▸ Material to process:
□ □ □ □ □ □ □
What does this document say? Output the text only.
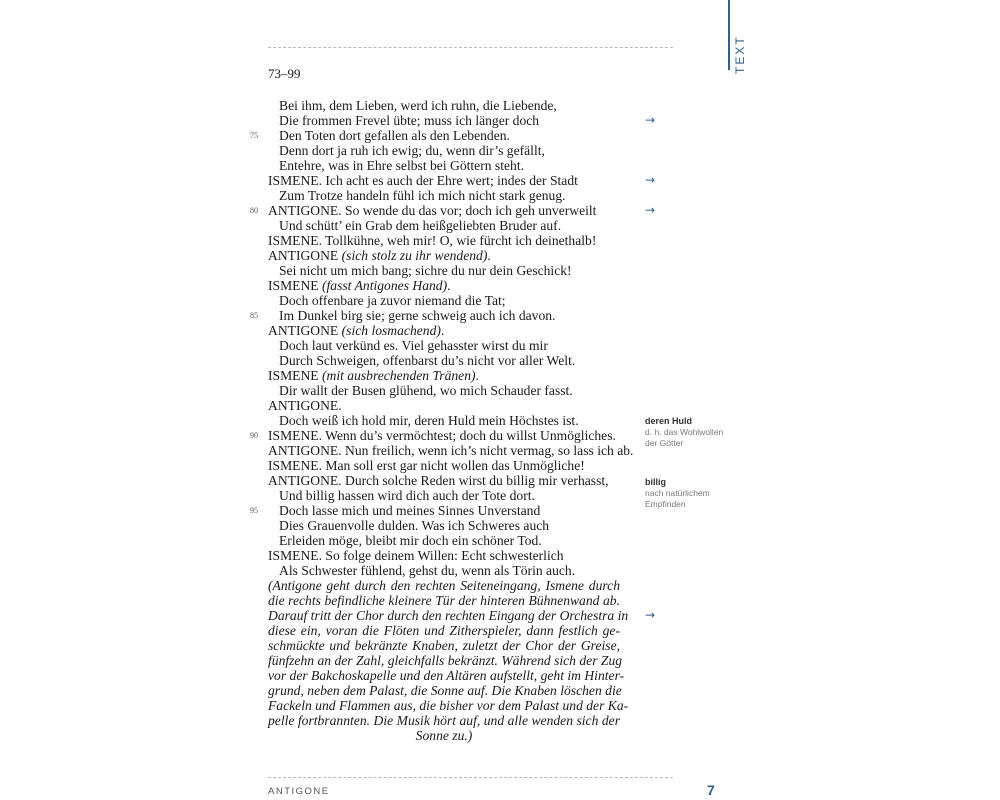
TEXT
73–99
Bei ihm, dem Lieben, werd ich ruhn, die Liebende,
Die frommen Frevel übte; muss ich länger doch	→
75 Den Toten dort gefallen als den Lebenden.
Denn dort ja ruh ich ewig; du, wenn dir’s gefällt,
Entehre, was in Ehre selbst bei Göttern steht.
ISMENE. Ich acht es auch der Ehre wert; indes der Stadt	→
Zum Trotze handeln fühl ich mich nicht stark genug.
80 ANTIGONE. So wende du das vor; doch ich geh unverweilt	→
Und schütt’ ein Grab dem heißgeliebten Bruder auf.
ISMENE. Tollkühne, weh mir! O, wie fürcht ich deinethalb!
ANTIGONE (sich stolz zu ihr wendend).
Sei nicht um mich bang; sichre du nur dein Geschick!
ISMENE (fasst Antigones Hand).
Doch offenbare ja zuvor niemand die Tat;
85 Im Dunkel birg sie; gerne schweig auch ich davon.
ANTIGONE (sich losmachend).
Doch laut verkünd es. Viel gehasster wirst du mir
Durch Schweigen, offenbarst du’s nicht vor aller Welt.
ISMENE (mit ausbrechenden Tränen).
Dir wallt der Busen glühend, wo mich Schauder fasst.
ANTIGONE.
Doch weiß ich hold mir, deren Huld mein Höchstes ist.
90 ISMENE. Wenn du’s vermöchtest; doch du willst Unmögliches.
ANTIGONE. Nun freilich, wenn ich’s nicht vermag, so lass ich ab.
ISMENE. Man soll erst gar nicht wollen das Unmögliche!
ANTIGONE. Durch solche Reden wirst du billig mir verhasst,
Und billig hassen wird dich auch der Tote dort.
95 Doch lasse mich und meines Sinnes Unverstand
Dies Grauenvolle dulden. Was ich Schweres auch
Erleiden möge, bleibt mir doch ein schöner Tod.
ISMENE. So folge deinem Willen: Echt schwesterlich
Als Schwester fühlend, gehst du, wenn als Törin auch.
(Antigone geht durch den rechten Seiteneingang, Ismene durch
die rechts befindliche kleinere Tür der hinteren Bühnenwand ab.
Darauf tritt der Chor durch den rechten Eingang der Orchestra in →
diese ein, voran die Flöten und Zitherspieler, dann festlich ge-
schmückte und bekränzte Knaben, zuletzt der Chor der Greise,
fünfzehn an der Zahl, gleichfalls bekränzt. Während sich der Zug
vor der Bakchoskapelle und den Altären aufstellt, geht im Hinter-
grund, neben dem Palast, die Sonne auf. Die Knaben löschen die
Fackeln und Flammen aus, die bisher vor dem Palast und der Ka-
pelle fortbrannten. Die Musik hört auf, und alle wenden sich der
Sonne zu.)
deren Huld
d. h. das Wohlwollen der Götter
billig
nach natürlichem Empfinden
ANTIGONE	7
□ □ □ □ □ □ □
▸ Task directions: Exactly how many lines of the material contain the word "Ehre"? Write the number alone.

▸ Result for this exercise: 2